# [AVAILABLE RECORDS]

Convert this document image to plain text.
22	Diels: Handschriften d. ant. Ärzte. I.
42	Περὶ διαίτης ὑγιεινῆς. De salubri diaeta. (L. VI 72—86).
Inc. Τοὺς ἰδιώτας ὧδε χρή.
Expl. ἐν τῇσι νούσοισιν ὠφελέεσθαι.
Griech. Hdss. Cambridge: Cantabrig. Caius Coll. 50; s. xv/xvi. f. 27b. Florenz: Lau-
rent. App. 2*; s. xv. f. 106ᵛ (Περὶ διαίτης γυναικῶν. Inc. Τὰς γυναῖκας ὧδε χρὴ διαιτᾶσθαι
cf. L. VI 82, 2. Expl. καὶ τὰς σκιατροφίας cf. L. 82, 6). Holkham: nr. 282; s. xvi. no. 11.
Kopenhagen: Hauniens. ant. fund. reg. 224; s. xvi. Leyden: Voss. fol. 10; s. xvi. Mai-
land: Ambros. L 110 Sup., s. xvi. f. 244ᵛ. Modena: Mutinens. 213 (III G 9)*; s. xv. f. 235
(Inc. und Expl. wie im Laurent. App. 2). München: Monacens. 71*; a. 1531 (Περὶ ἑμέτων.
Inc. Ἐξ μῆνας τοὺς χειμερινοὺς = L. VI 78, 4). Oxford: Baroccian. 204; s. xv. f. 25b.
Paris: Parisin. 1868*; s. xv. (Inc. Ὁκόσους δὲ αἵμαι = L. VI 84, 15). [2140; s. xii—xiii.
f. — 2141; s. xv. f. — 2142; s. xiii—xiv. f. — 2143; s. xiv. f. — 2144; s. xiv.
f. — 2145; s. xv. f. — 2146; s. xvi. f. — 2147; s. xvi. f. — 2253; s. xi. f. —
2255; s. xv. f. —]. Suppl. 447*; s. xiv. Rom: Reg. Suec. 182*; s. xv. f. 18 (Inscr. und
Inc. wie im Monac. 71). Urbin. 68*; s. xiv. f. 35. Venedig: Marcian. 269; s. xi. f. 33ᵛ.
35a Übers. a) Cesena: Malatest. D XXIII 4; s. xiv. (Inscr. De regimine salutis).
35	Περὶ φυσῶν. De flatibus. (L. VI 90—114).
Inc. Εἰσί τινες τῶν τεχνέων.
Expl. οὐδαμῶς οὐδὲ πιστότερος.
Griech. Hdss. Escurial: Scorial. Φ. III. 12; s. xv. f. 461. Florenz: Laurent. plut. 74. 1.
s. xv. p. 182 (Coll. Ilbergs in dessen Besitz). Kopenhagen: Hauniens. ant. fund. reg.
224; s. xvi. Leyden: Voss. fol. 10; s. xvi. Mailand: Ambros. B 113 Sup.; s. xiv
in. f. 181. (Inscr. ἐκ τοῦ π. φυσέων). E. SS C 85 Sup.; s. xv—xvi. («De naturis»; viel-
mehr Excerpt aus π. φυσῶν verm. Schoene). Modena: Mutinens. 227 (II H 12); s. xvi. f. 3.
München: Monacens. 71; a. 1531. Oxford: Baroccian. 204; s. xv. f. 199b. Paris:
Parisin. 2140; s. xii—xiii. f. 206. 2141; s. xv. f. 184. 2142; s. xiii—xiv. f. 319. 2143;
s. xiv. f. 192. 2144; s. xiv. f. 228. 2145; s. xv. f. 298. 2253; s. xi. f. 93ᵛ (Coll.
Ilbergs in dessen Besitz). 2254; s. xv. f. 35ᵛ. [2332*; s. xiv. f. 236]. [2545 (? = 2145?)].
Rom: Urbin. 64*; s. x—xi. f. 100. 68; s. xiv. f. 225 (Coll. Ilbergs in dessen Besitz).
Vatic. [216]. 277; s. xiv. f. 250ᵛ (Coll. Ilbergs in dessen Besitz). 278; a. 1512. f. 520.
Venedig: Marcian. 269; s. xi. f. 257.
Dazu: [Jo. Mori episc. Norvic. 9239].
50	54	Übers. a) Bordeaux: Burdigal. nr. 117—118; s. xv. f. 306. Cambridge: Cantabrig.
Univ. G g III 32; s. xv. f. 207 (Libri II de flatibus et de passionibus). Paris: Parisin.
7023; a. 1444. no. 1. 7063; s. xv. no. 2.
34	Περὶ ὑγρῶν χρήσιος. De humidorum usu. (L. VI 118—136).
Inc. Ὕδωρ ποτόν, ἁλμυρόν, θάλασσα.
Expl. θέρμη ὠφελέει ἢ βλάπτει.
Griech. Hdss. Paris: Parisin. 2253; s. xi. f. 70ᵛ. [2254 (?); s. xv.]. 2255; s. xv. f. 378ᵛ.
--
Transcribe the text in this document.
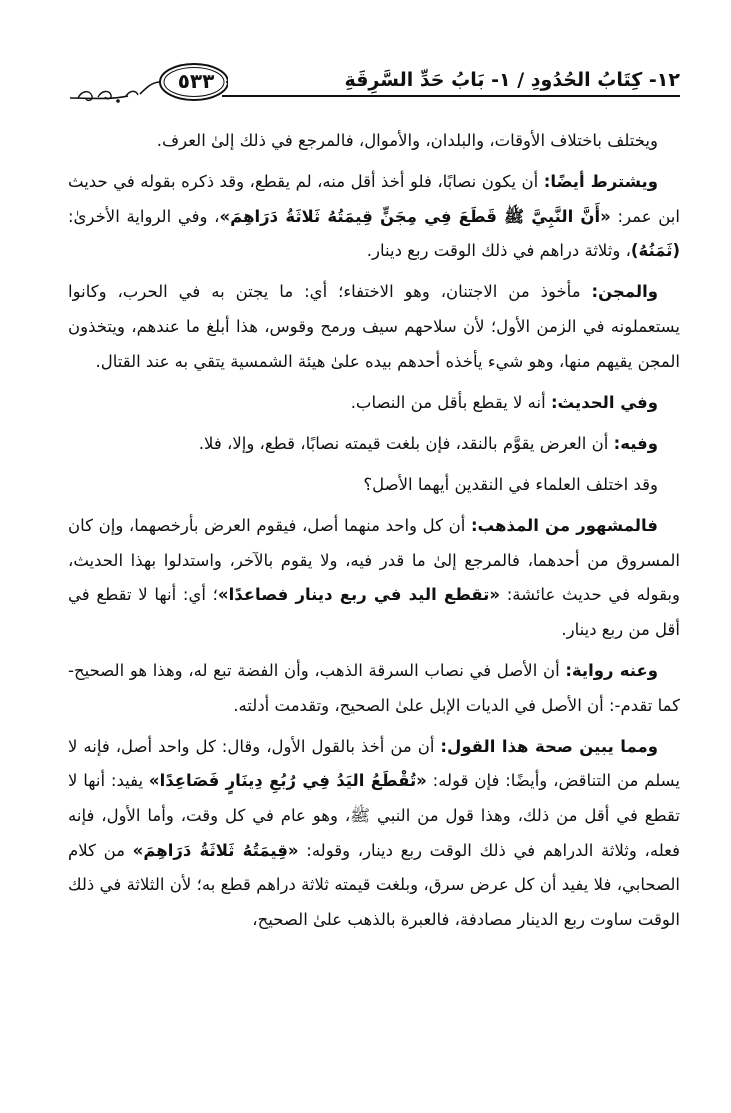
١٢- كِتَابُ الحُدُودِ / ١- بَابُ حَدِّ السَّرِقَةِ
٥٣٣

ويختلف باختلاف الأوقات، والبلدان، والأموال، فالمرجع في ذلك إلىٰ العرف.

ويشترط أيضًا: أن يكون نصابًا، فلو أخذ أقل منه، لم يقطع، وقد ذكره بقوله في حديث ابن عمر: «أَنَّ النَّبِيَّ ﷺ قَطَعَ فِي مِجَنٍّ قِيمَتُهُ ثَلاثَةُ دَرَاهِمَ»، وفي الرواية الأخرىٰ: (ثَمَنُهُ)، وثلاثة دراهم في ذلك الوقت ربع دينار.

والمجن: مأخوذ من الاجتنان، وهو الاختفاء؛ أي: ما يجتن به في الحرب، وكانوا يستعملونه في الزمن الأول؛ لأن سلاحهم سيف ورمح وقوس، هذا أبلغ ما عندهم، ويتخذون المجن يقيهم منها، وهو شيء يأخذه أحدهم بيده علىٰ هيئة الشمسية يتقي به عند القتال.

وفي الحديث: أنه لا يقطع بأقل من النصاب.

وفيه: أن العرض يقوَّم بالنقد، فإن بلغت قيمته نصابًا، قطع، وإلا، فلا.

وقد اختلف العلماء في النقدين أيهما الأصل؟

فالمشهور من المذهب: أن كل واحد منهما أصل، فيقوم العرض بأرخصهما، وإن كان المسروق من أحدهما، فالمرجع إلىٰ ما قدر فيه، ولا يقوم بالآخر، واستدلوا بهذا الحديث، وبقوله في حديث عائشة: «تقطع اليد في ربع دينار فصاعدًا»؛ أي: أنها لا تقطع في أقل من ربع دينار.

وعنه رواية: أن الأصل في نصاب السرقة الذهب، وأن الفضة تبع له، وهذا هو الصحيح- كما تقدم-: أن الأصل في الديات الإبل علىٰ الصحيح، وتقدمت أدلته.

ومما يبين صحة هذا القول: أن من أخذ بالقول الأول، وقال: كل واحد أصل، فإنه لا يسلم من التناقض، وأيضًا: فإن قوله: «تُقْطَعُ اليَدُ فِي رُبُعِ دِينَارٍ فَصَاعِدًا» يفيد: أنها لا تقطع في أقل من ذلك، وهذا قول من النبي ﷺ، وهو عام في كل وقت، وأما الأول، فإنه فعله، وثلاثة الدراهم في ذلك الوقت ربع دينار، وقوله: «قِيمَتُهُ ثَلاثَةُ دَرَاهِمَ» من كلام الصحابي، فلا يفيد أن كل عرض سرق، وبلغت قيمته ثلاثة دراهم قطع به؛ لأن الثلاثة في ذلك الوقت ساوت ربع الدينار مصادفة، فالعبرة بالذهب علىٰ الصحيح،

# [GIVEN INSTRUCTION]
Show every line in the records above that contains the word "تقطع".

# [THE ANSWER]
فالمشهور من المذهب: أن كل واحد منهما أصل، فيقوم العرض بأرخصهما، وإن كان المسروق من أحدهما، فالمرجع إلىٰ ما قدر فيه، ولا يقوم بالآخر، واستدلوا بهذا الحديث، وبقوله في حديث عائشة: «تقطع اليد في ربع دينار فصاعدًا»؛ أي: أنها لا تقطع في أقل من ربع دينار.
ومما يبين صحة هذا القول: أن من أخذ بالقول الأول، وقال: كل واحد أصل، فإنه لا يسلم من التناقض، وأيضًا: فإن قوله: «تُقْطَعُ اليَدُ فِي رُبُعِ دِينَارٍ فَصَاعِدًا» يفيد: أنها لا تقطع في أقل من ذلك، وهذا قول من النبي ﷺ، وهو عام في كل وقت، وأما الأول، فإنه فعله، وثلاثة الدراهم في ذلك الوقت ربع دينار، وقوله: «قِيمَتُهُ ثَلاثَةُ دَرَاهِمَ» من كلام الصحابي، فلا يفيد أن كل عرض سرق، وبلغت قيمته ثلاثة دراهم قطع به؛ لأن الثلاثة في ذلك الوقت ساوت ربع الدينار مصادفة، فالعبرة بالذهب علىٰ الصحيح،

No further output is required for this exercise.